→ EXERCISE INSTRUCTIONS:
Quote all lines below exactly. Images stay out.

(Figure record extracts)

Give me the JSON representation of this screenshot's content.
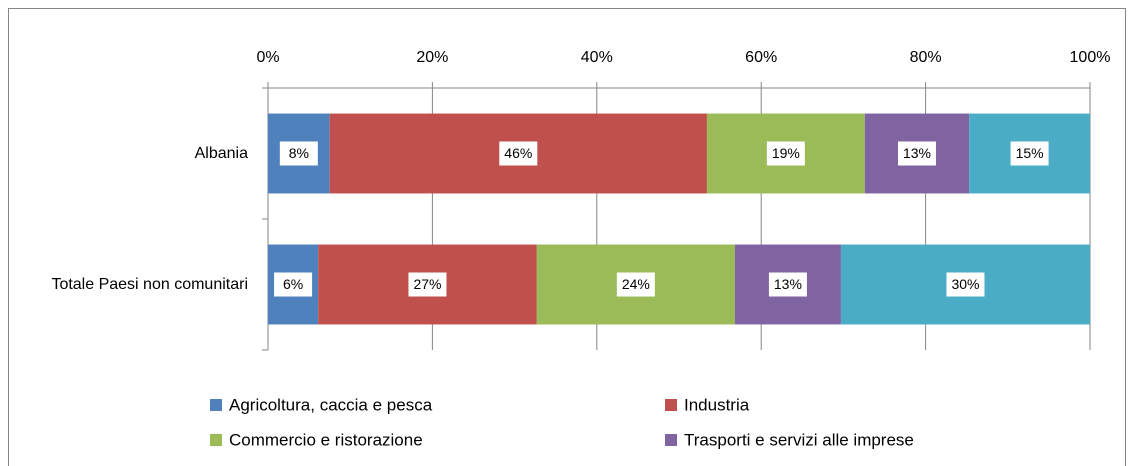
{
  "chart_data": {
    "type": "stacked_barh",
    "categories": [
      "Albania",
      "Totale Paesi non comunitari"
    ],
    "series": [
      {
        "name": "Agricoltura, caccia e pesca",
        "color": "#4f81bd",
        "values": [
          7.5,
          6.1
        ],
        "value_labels": [
          "8%",
          "6%"
        ]
      },
      {
        "name": "Industria",
        "color": "#c0504d",
        "values": [
          45.9,
          26.6
        ],
        "value_labels": [
          "46%",
          "27%"
        ]
      },
      {
        "name": "Commercio e ristorazione",
        "color": "#9bbb59",
        "values": [
          19.2,
          24.1
        ],
        "value_labels": [
          "19%",
          "24%"
        ]
      },
      {
        "name": "Trasporti e servizi alle imprese",
        "color": "#8064a2",
        "values": [
          12.7,
          12.9
        ],
        "value_labels": [
          "13%",
          "13%"
        ]
      },
      {
        "color": "#4bacc6",
        "values": [
          14.7,
          30.3
        ],
        "value_labels": [
          "15%",
          "30%"
        ]
      }
    ],
    "xlim": [
      0,
      100
    ],
    "xticks": [
      {
        "value": 0,
        "label": "0%"
      },
      {
        "value": 20,
        "label": "20%"
      },
      {
        "value": 40,
        "label": "40%"
      },
      {
        "value": 60,
        "label": "60%"
      },
      {
        "value": 80,
        "label": "80%"
      },
      {
        "value": 100,
        "label": "100%"
      }
    ],
    "grid": true
  }
}
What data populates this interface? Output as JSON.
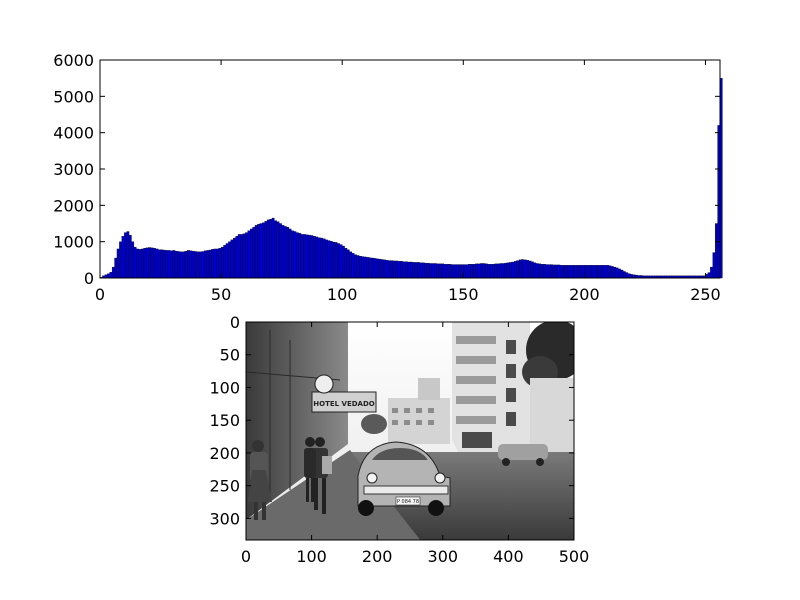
{
  "chart_data": [
    {
      "type": "bar",
      "title": "",
      "xlabel": "",
      "ylabel": "",
      "xlim": [
        0,
        256
      ],
      "ylim": [
        0,
        6000
      ],
      "grid": false,
      "bar_color": "#0000cc",
      "edge_color": "#000000",
      "x_ticks": [
        0,
        50,
        100,
        150,
        200,
        250
      ],
      "x_tick_labels": [
        "0",
        "50",
        "100",
        "150",
        "200",
        "250"
      ],
      "y_ticks": [
        0,
        1000,
        2000,
        3000,
        4000,
        5000,
        6000
      ],
      "y_tick_labels": [
        "0",
        "1000",
        "2000",
        "3000",
        "4000",
        "5000",
        "6000"
      ],
      "bin_width": 1,
      "values": [
        20,
        60,
        90,
        120,
        160,
        300,
        550,
        800,
        1000,
        1150,
        1250,
        1280,
        1180,
        1000,
        850,
        800,
        790,
        800,
        820,
        830,
        840,
        830,
        820,
        800,
        780,
        780,
        770,
        760,
        760,
        750,
        760,
        740,
        730,
        720,
        720,
        740,
        760,
        750,
        740,
        730,
        720,
        720,
        730,
        750,
        760,
        770,
        790,
        800,
        800,
        820,
        850,
        900,
        950,
        1000,
        1050,
        1100,
        1150,
        1200,
        1200,
        1220,
        1250,
        1300,
        1350,
        1400,
        1450,
        1480,
        1500,
        1520,
        1560,
        1600,
        1620,
        1650,
        1580,
        1550,
        1500,
        1450,
        1420,
        1400,
        1350,
        1300,
        1280,
        1250,
        1230,
        1200,
        1200,
        1190,
        1180,
        1170,
        1150,
        1130,
        1110,
        1100,
        1080,
        1050,
        1030,
        1010,
        990,
        980,
        950,
        920,
        880,
        820,
        780,
        720,
        680,
        640,
        620,
        600,
        590,
        580,
        570,
        560,
        550,
        540,
        530,
        520,
        510,
        500,
        490,
        480,
        480,
        470,
        470,
        460,
        460,
        450,
        450,
        440,
        440,
        430,
        430,
        430,
        420,
        420,
        410,
        410,
        400,
        400,
        400,
        390,
        390,
        390,
        380,
        380,
        380,
        370,
        370,
        370,
        370,
        370,
        370,
        370,
        380,
        380,
        380,
        390,
        390,
        400,
        400,
        390,
        380,
        380,
        380,
        390,
        390,
        400,
        400,
        410,
        420,
        430,
        440,
        460,
        480,
        500,
        510,
        500,
        490,
        470,
        450,
        420,
        400,
        390,
        380,
        380,
        370,
        370,
        370,
        360,
        360,
        360,
        350,
        350,
        350,
        350,
        350,
        350,
        350,
        350,
        350,
        350,
        350,
        350,
        350,
        350,
        350,
        350,
        350,
        350,
        350,
        350,
        340,
        320,
        300,
        280,
        250,
        220,
        180,
        150,
        120,
        100,
        90,
        80,
        70,
        70,
        60,
        60,
        60,
        60,
        60,
        60,
        60,
        60,
        60,
        60,
        60,
        60,
        60,
        60,
        60,
        60,
        60,
        60,
        60,
        60,
        60,
        60,
        60,
        60,
        60,
        60,
        100,
        150,
        300,
        700,
        1500,
        4200,
        5500
      ]
    },
    {
      "type": "image",
      "title": "",
      "xlabel": "",
      "ylabel": "",
      "xlim": [
        0,
        500
      ],
      "ylim": [
        333,
        0
      ],
      "x_ticks": [
        0,
        100,
        200,
        300,
        400,
        500
      ],
      "x_tick_labels": [
        "0",
        "100",
        "200",
        "300",
        "400",
        "500"
      ],
      "y_ticks": [
        0,
        50,
        100,
        150,
        200,
        250,
        300
      ],
      "y_tick_labels": [
        "0",
        "50",
        "100",
        "150",
        "200",
        "250",
        "300"
      ]
    }
  ],
  "image_content": {
    "sign_text": "HOTEL VEDADO",
    "plate_text": "P 084 78"
  }
}
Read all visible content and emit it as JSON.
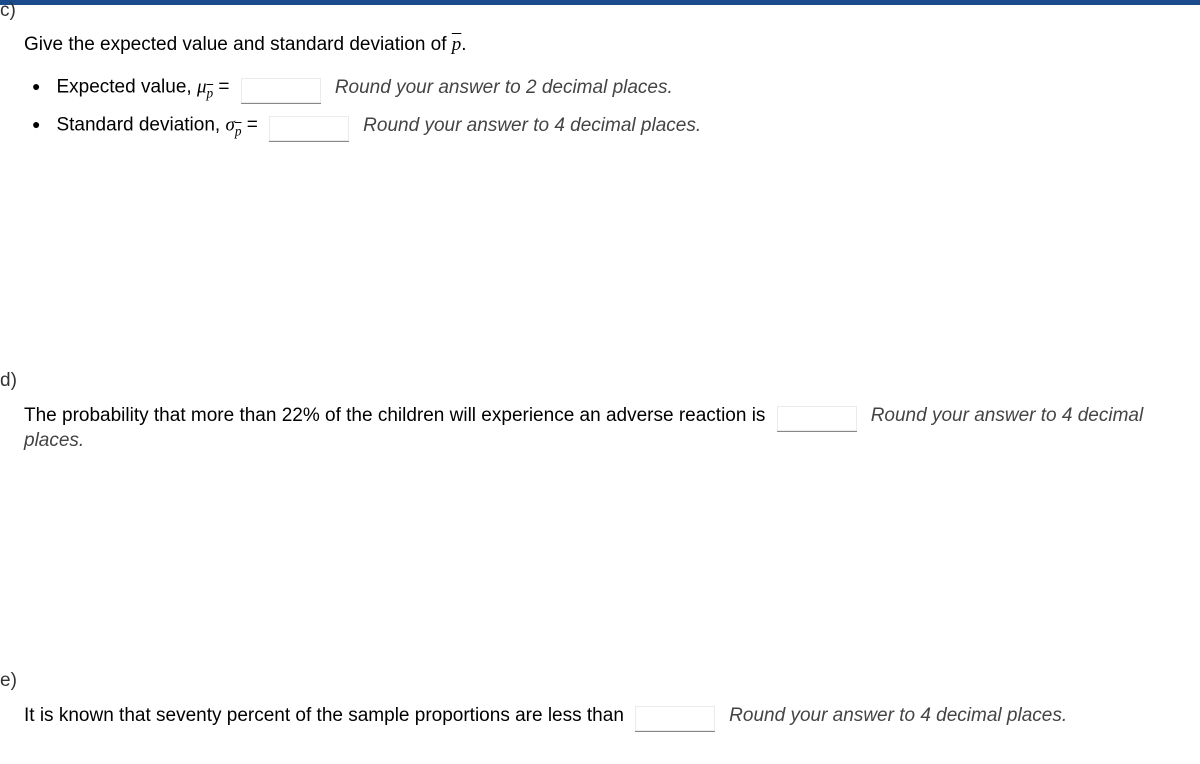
{
  "top_bar_color": "#1a4b8c",
  "parts": {
    "c": {
      "label": "c)",
      "prompt_prefix": "Give the expected value and standard deviation of ",
      "prompt_symbol": "p",
      "prompt_suffix": ".",
      "items": [
        {
          "label_text": "Expected value, ",
          "symbol_greek": "μ",
          "symbol_sub": "p̄",
          "equals": " = ",
          "hint": "Round your answer to 2 decimal places."
        },
        {
          "label_text": "Standard deviation, ",
          "symbol_greek": "σ",
          "symbol_sub": "p̄",
          "equals": " = ",
          "hint": "Round your answer to 4 decimal places."
        }
      ]
    },
    "d": {
      "label": "d)",
      "text_before": "The probability that more than ",
      "percent": "22%",
      "text_after": " of the children will experience an adverse reaction is ",
      "hint": "Round your answer to 4 decimal places."
    },
    "e": {
      "label": "e)",
      "text": "It is known that seventy percent of the sample proportions are less than ",
      "hint": "Round your answer to 4 decimal places."
    }
  },
  "styles": {
    "body_font_size": 19,
    "hint_color": "#444444",
    "text_color": "#000000",
    "input_border_color": "#888888",
    "background_color": "#ffffff"
  }
}
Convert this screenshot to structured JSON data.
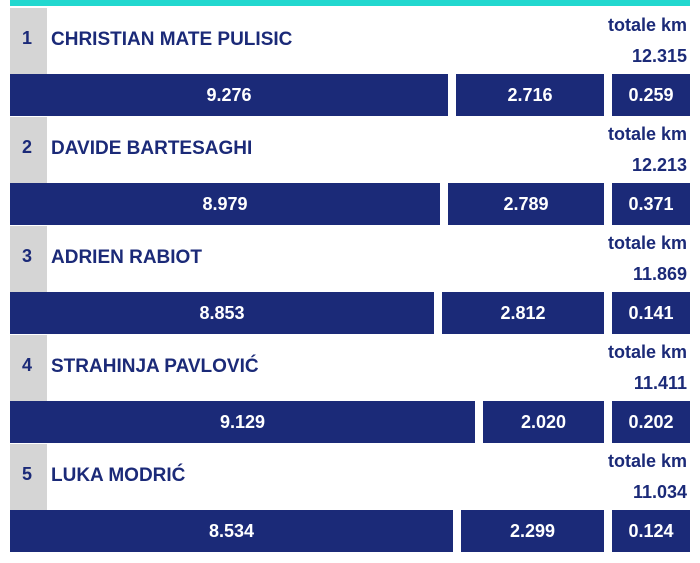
{
  "total_label": "totale km",
  "players": [
    {
      "rank": "1",
      "name": "CHRISTIAN MATE PULISIC",
      "total": "12.315",
      "split": [
        "9.276",
        "2.716",
        "0.259"
      ]
    },
    {
      "rank": "2",
      "name": "DAVIDE BARTESAGHI",
      "total": "12.213",
      "split": [
        "8.979",
        "2.789",
        "0.371"
      ]
    },
    {
      "rank": "3",
      "name": "ADRIEN RABIOT",
      "total": "11.869",
      "split": [
        "8.853",
        "2.812",
        "0.141"
      ]
    },
    {
      "rank": "4",
      "name": "STRAHINJA PAVLOVIĆ",
      "total": "11.411",
      "split": [
        "9.129",
        "2.020",
        "0.202"
      ]
    },
    {
      "rank": "5",
      "name": "LUKA MODRIĆ",
      "total": "11.034",
      "split": [
        "8.534",
        "2.299",
        "0.124"
      ]
    }
  ],
  "colors": {
    "accent": "#22d8cf",
    "navy": "#1b2a78",
    "rank_bg": "#d5d5d5"
  }
}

→ TASK OUTPUT:
Give me the JSON representation of this screenshot's content.
{
  "chart_data": {
    "type": "stacked_barh",
    "categories": [
      "Albania",
      "Totale Paesi non comunitari"
    ],
    "series": [
      {
        "name": "Agricoltura, caccia e pesca",
        "color": "#4f81bd",
        "values": [
          7.5,
          6.1
        ],
        "value_labels": [
          "8%",
          "6%"
        ]
      },
      {
        "name": "Industria",
        "color": "#c0504d",
        "values": [
          45.9,
          26.6
        ],
        "value_labels": [
          "46%",
          "27%"
        ]
      },
      {
        "name": "Commercio e ristorazione",
        "color": "#9bbb59",
        "values": [
          19.2,
          24.1
        ],
        "value_labels": [
          "19%",
          "24%"
        ]
      },
      {
        "name": "Trasporti e servizi alle imprese",
        "color": "#8064a2",
        "values": [
          12.7,
          12.9
        ],
        "value_labels": [
          "13%",
          "13%"
        ]
      },
      {
        "color": "#4bacc6",
        "values": [
          14.7,
          30.3
        ],
        "value_labels": [
          "15%",
          "30%"
        ]
      }
    ],
    "xlim": [
      0,
      100
    ],
    "xticks": [
      {
        "value": 0,
        "label": "0%"
      },
      {
        "value": 20,
        "label": "20%"
      },
      {
        "value": 40,
        "label": "40%"
      },
      {
        "value": 60,
        "label": "60%"
      },
      {
        "value": 80,
        "label": "80%"
      },
      {
        "value": 100,
        "label": "100%"
      }
    ],
    "grid": true
  }
}
What data populates this interface? Output as JSON.
{
  "chart_data": [
    {
      "type": "bar",
      "title": "",
      "xlabel": "",
      "ylabel": "",
      "xlim": [
        0,
        256
      ],
      "ylim": [
        0,
        6000
      ],
      "grid": false,
      "bar_color": "#0000cc",
      "edge_color": "#000000",
      "x_ticks": [
        0,
        50,
        100,
        150,
        200,
        250
      ],
      "x_tick_labels": [
        "0",
        "50",
        "100",
        "150",
        "200",
        "250"
      ],
      "y_ticks": [
        0,
        1000,
        2000,
        3000,
        4000,
        5000,
        6000
      ],
      "y_tick_labels": [
        "0",
        "1000",
        "2000",
        "3000",
        "4000",
        "5000",
        "6000"
      ],
      "bin_width": 1,
      "values": [
        20,
        60,
        90,
        120,
        160,
        300,
        550,
        800,
        1000,
        1150,
        1250,
        1280,
        1180,
        1000,
        850,
        800,
        790,
        800,
        820,
        830,
        840,
        830,
        820,
        800,
        780,
        780,
        770,
        760,
        760,
        750,
        760,
        740,
        730,
        720,
        720,
        740,
        760,
        750,
        740,
        730,
        720,
        720,
        730,
        750,
        760,
        770,
        790,
        800,
        800,
        820,
        850,
        900,
        950,
        1000,
        1050,
        1100,
        1150,
        1200,
        1200,
        1220,
        1250,
        1300,
        1350,
        1400,
        1450,
        1480,
        1500,
        1520,
        1560,
        1600,
        1620,
        1650,
        1580,
        1550,
        1500,
        1450,
        1420,
        1400,
        1350,
        1300,
        1280,
        1250,
        1230,
        1200,
        1200,
        1190,
        1180,
        1170,
        1150,
        1130,
        1110,
        1100,
        1080,
        1050,
        1030,
        1010,
        990,
        980,
        950,
        920,
        880,
        820,
        780,
        720,
        680,
        640,
        620,
        600,
        590,
        580,
        570,
        560,
        550,
        540,
        530,
        520,
        510,
        500,
        490,
        480,
        480,
        470,
        470,
        460,
        460,
        450,
        450,
        440,
        440,
        430,
        430,
        430,
        420,
        420,
        410,
        410,
        400,
        400,
        400,
        390,
        390,
        390,
        380,
        380,
        380,
        370,
        370,
        370,
        370,
        370,
        370,
        370,
        380,
        380,
        380,
        390,
        390,
        400,
        400,
        390,
        380,
        380,
        380,
        390,
        390,
        400,
        400,
        410,
        420,
        430,
        440,
        460,
        480,
        500,
        510,
        500,
        490,
        470,
        450,
        420,
        400,
        390,
        380,
        380,
        370,
        370,
        370,
        360,
        360,
        360,
        350,
        350,
        350,
        350,
        350,
        350,
        350,
        350,
        350,
        350,
        350,
        350,
        350,
        350,
        350,
        350,
        350,
        350,
        350,
        350,
        340,
        320,
        300,
        280,
        250,
        220,
        180,
        150,
        120,
        100,
        90,
        80,
        70,
        70,
        60,
        60,
        60,
        60,
        60,
        60,
        60,
        60,
        60,
        60,
        60,
        60,
        60,
        60,
        60,
        60,
        60,
        60,
        60,
        60,
        60,
        60,
        60,
        60,
        60,
        60,
        100,
        150,
        300,
        700,
        1500,
        4200,
        5500
      ]
    },
    {
      "type": "image",
      "title": "",
      "xlabel": "",
      "ylabel": "",
      "xlim": [
        0,
        500
      ],
      "ylim": [
        333,
        0
      ],
      "x_ticks": [
        0,
        100,
        200,
        300,
        400,
        500
      ],
      "x_tick_labels": [
        "0",
        "100",
        "200",
        "300",
        "400",
        "500"
      ],
      "y_ticks": [
        0,
        50,
        100,
        150,
        200,
        250,
        300
      ],
      "y_tick_labels": [
        "0",
        "50",
        "100",
        "150",
        "200",
        "250",
        "300"
      ]
    }
  ],
  "image_content": {
    "sign_text": "HOTEL VEDADO",
    "plate_text": "P 084 78"
  }
}
Read all visible content and emit it as JSON.
{
  "top_bar_color": "#1a4b8c",
  "parts": {
    "c": {
      "label": "c)",
      "prompt_prefix": "Give the expected value and standard deviation of ",
      "prompt_symbol": "p",
      "prompt_suffix": ".",
      "items": [
        {
          "label_text": "Expected value, ",
          "symbol_greek": "μ",
          "symbol_sub": "p̄",
          "equals": " = ",
          "hint": "Round your answer to 2 decimal places."
        },
        {
          "label_text": "Standard deviation, ",
          "symbol_greek": "σ",
          "symbol_sub": "p̄",
          "equals": " = ",
          "hint": "Round your answer to 4 decimal places."
        }
      ]
    },
    "d": {
      "label": "d)",
      "text_before": "The probability that more than ",
      "percent": "22%",
      "text_after": " of the children will experience an adverse reaction is ",
      "hint": "Round your answer to 4 decimal places."
    },
    "e": {
      "label": "e)",
      "text": "It is known that seventy percent of the sample proportions are less than ",
      "hint": "Round your answer to 4 decimal places."
    }
  },
  "styles": {
    "body_font_size": 19,
    "hint_color": "#444444",
    "text_color": "#000000",
    "input_border_color": "#888888",
    "background_color": "#ffffff"
  }
}
Convert this screenshot to structured JSON data.
{
  "total_label": "totale km",
  "players": [
    {
      "rank": "1",
      "name": "CHRISTIAN MATE PULISIC",
      "total": "12.315",
      "split": [
        "9.276",
        "2.716",
        "0.259"
      ]
    },
    {
      "rank": "2",
      "name": "DAVIDE BARTESAGHI",
      "total": "12.213",
      "split": [
        "8.979",
        "2.789",
        "0.371"
      ]
    },
    {
      "rank": "3",
      "name": "ADRIEN RABIOT",
      "total": "11.869",
      "split": [
        "8.853",
        "2.812",
        "0.141"
      ]
    },
    {
      "rank": "4",
      "name": "STRAHINJA PAVLOVIĆ",
      "total": "11.411",
      "split": [
        "9.129",
        "2.020",
        "0.202"
      ]
    },
    {
      "rank": "5",
      "name": "LUKA MODRIĆ",
      "total": "11.034",
      "split": [
        "8.534",
        "2.299",
        "0.124"
      ]
    }
  ],
  "colors": {
    "accent": "#22d8cf",
    "navy": "#1b2a78",
    "rank_bg": "#d5d5d5"
  }
}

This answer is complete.